Using the records that follow, copy every line containing the word "they".

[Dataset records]

--- Begin ---

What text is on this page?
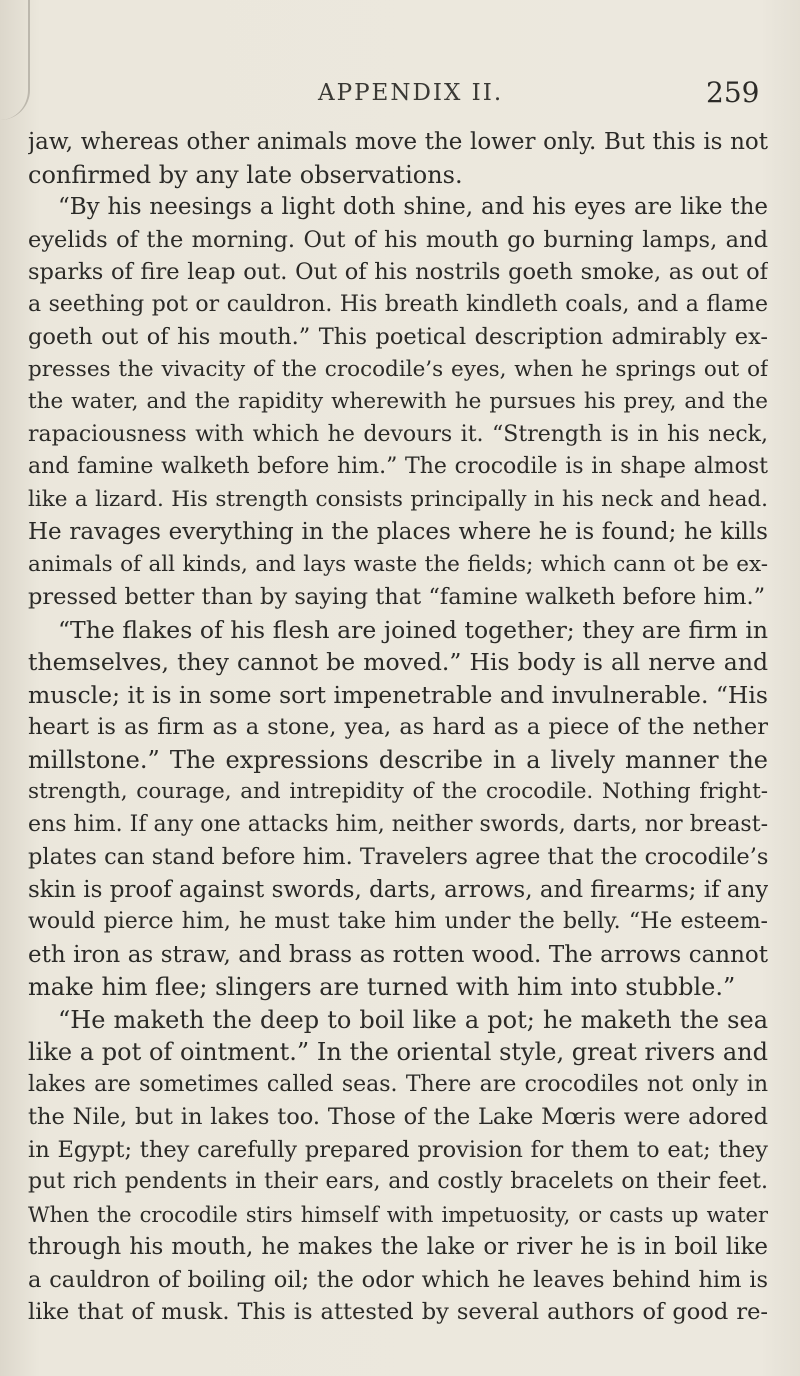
APPENDIX II.	259
jaw, whereas other animals move the lower only. But this is not
confirmed by any late observations.
“By his neesings a light doth shine, and his eyes are like the
eyelids of the morning. Out of his mouth go burning lamps, and
sparks of fire leap out. Out of his nostrils goeth smoke, as out of
a seething pot or cauldron. His breath kindleth coals, and a flame
goeth out of his mouth.” This poetical description admirably ex-
presses the vivacity of the crocodile’s eyes, when he springs out of
the water, and the rapidity wherewith he pursues his prey, and the
rapaciousness with which he devours it. “Strength is in his neck,
and famine walketh before him.” The crocodile is in shape almost
like a lizard. His strength consists principally in his neck and head.
He ravages everything in the places where he is found; he kills
animals of all kinds, and lays waste the fields; which cann ot be ex-
pressed better than by saying that “famine walketh before him.”
“The flakes of his flesh are joined together; they are firm in
themselves, they cannot be moved.” His body is all nerve and
muscle; it is in some sort impenetrable and invulnerable. “His
heart is as firm as a stone, yea, as hard as a piece of the nether
millstone.” The expressions describe in a lively manner the
strength, courage, and intrepidity of the crocodile. Nothing fright-
ens him. If any one attacks him, neither swords, darts, nor breast-
plates can stand before him. Travelers agree that the crocodile’s
skin is proof against swords, darts, arrows, and firearms; if any
would pierce him, he must take him under the belly. “He esteem-
eth iron as straw, and brass as rotten wood. The arrows cannot
make him flee; slingers are turned with him into stubble.”
“He maketh the deep to boil like a pot; he maketh the sea
like a pot of ointment.” In the oriental style, great rivers and
lakes are sometimes called seas. There are crocodiles not only in
the Nile, but in lakes too. Those of the Lake Mœris were adored
in Egypt; they carefully prepared provision for them to eat; they
put rich pendents in their ears, and costly bracelets on their feet.
When the crocodile stirs himself with impetuosity, or casts up water
through his mouth, he makes the lake or river he is in boil like
a cauldron of boiling oil; the odor which he leaves behind him is
like that of musk. This is attested by several authors of good re-
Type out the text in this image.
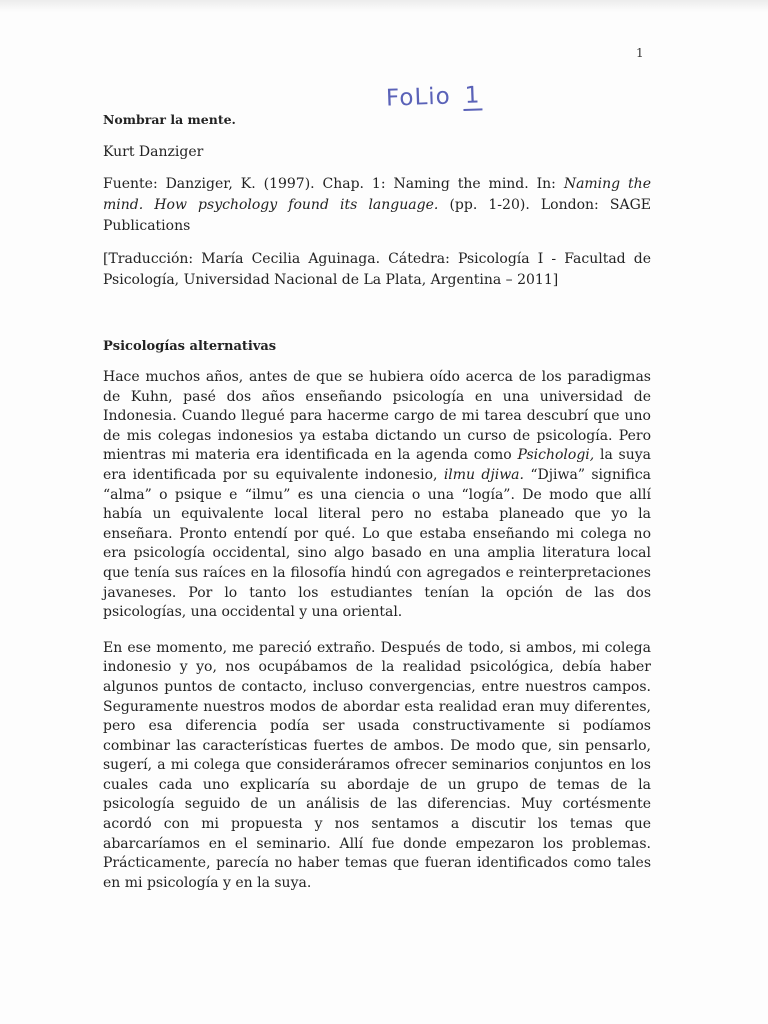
1
FoLio 1

Nombrar la mente.

Kurt Danziger

Fuente: Danziger, K. (1997). Chap. 1: Naming the mind. In: Naming the mind. How psychology found its language. (pp. 1-20). London: SAGE Publications

[Traducción: María Cecilia Aguinaga. Cátedra: Psicología I - Facultad de Psicología, Universidad Nacional de La Plata, Argentina – 2011]

Psicologías alternativas

Hace muchos años, antes de que se hubiera oído acerca de los paradigmas de Kuhn, pasé dos años enseñando psicología en una universidad de Indonesia. Cuando llegué para hacerme cargo de mi tarea descubrí que uno de mis colegas indonesios ya estaba dictando un curso de psicología. Pero mientras mi materia era identificada en la agenda como Psichologi, la suya era identificada por su equivalente indonesio, ilmu djiwa. “Djiwa” significa “alma” o psique e “ilmu” es una ciencia o una “logía”. De modo que allí había un equivalente local literal pero no estaba planeado que yo la enseñara. Pronto entendí por qué. Lo que estaba enseñando mi colega no era psicología occidental, sino algo basado en una amplia literatura local que tenía sus raíces en la filosofía hindú con agregados e reinterpretaciones javaneses. Por lo tanto los estudiantes tenían la opción de las dos psicologías, una occidental y una oriental.

En ese momento, me pareció extraño. Después de todo, si ambos, mi colega indonesio y yo, nos ocupábamos de la realidad psicológica, debía haber algunos puntos de contacto, incluso convergencias, entre nuestros campos. Seguramente nuestros modos de abordar esta realidad eran muy diferentes, pero esa diferencia podía ser usada constructivamente si podíamos combinar las características fuertes de ambos. De modo que, sin pensarlo, sugerí, a mi colega que consideráramos ofrecer seminarios conjuntos en los cuales cada uno explicaría su abordaje de un grupo de temas de la psicología seguido de un análisis de las diferencias. Muy cortésmente acordó con mi propuesta y nos sentamos a discutir los temas que abarcaríamos en el seminario. Allí fue donde empezaron los problemas. Prácticamente, parecía no haber temas que fueran identificados como tales en mi psicología y en la suya.
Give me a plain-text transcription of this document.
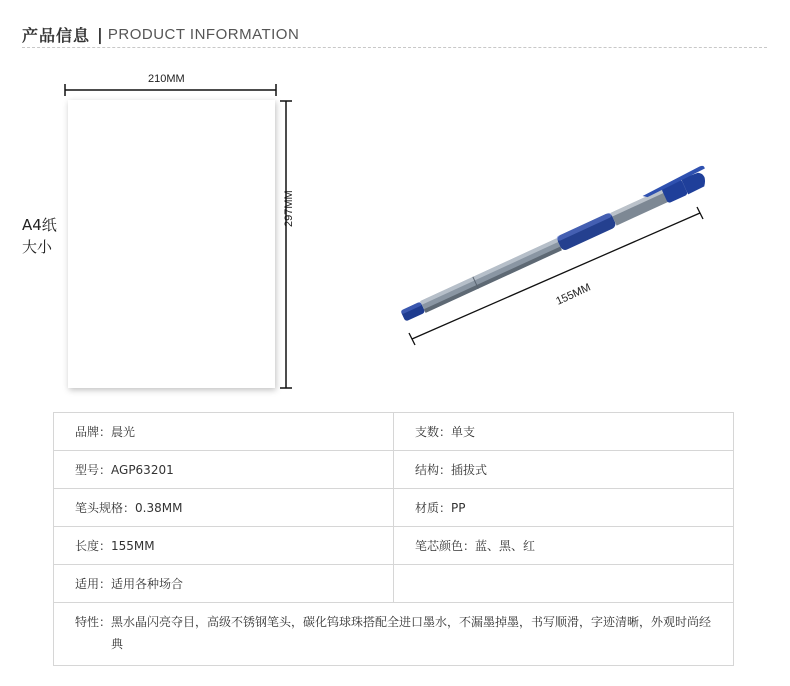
产品信息 | PRODUCT INFORMATION
210MM
297MM
A4纸
大小
155MM
品牌：晨光	支数：单支
型号：AGP63201	结构：插拔式
笔头规格：0.38MM	材质：PP
长度：155MM	笔芯颜色：蓝、黑、红
适用：适用各种场合	

特性： 黑水晶闪亮夺目，高级不锈钢笔头，碳化钨球珠搭配全进口墨水，不漏墨掉墨，书写顺滑，字迹清晰，外观时尚经典	
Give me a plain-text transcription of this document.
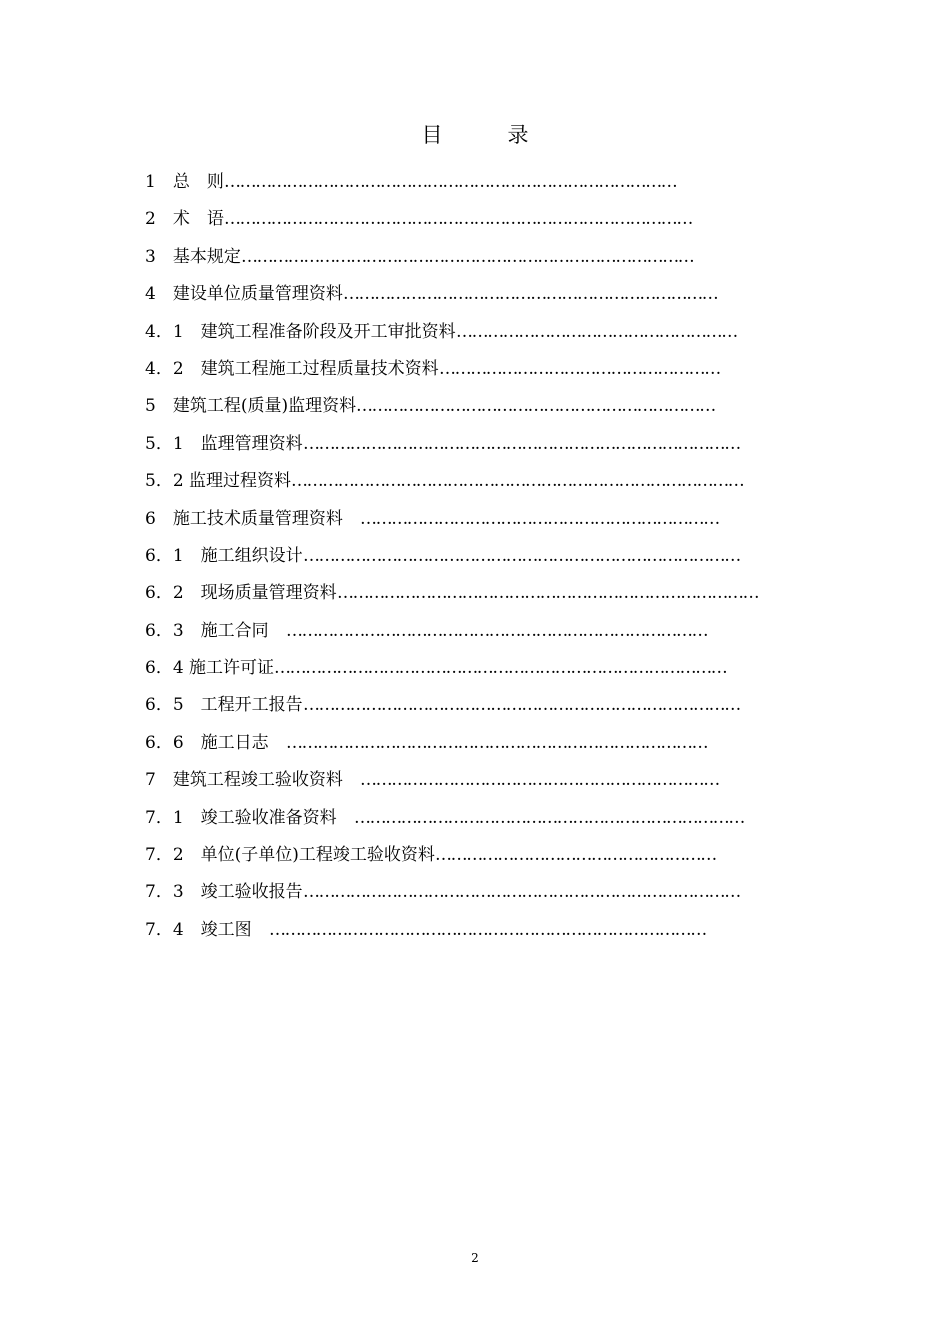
目　录
1　总　则 ……………………………………………………………………………
2　术　语 ………………………………………………………………………………
3　基本规定 ……………………………………………………………………………
4　建设单位质量管理资料 ………………………………………………………………
4．1　建筑工程准备阶段及开工审批资料 ………………………………………………
4．2　建筑工程施工过程质量技术资料 ………………………………………………
5　建筑工程(质量)监理资料 ……………………………………………………………
5．1　监理管理资料 …………………………………………………………………………
5．2 监理过程资料 ……………………………………………………………………………
6　施工技术质量管理资料　 ……………………………………………………………
6．1　施工组织设计 …………………………………………………………………………
6．2　现场质量管理资料 ………………………………………………………………………
6．3　施工合同　 ………………………………………………………………………
6．4 施工许可证 ……………………………………………………………………………
6．5　工程开工报告 …………………………………………………………………………
6．6　施工日志　 ………………………………………………………………………
7　建筑工程竣工验收资料　 ……………………………………………………………
7．1　竣工验收准备资料　 …………………………………………………………………
7．2　单位(子单位)工程竣工验收资料 ………………………………………………
7．3　竣工验收报告 …………………………………………………………………………
7．4　竣工图　 …………………………………………………………………………
2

--- End ---

_RESPONSE TO THIS EXERCISE_
“The flakes of his flesh are joined together; they are firm in
themselves, they cannot be moved.” His body is all nerve and
in Egypt; they carefully prepared provision for them to eat; they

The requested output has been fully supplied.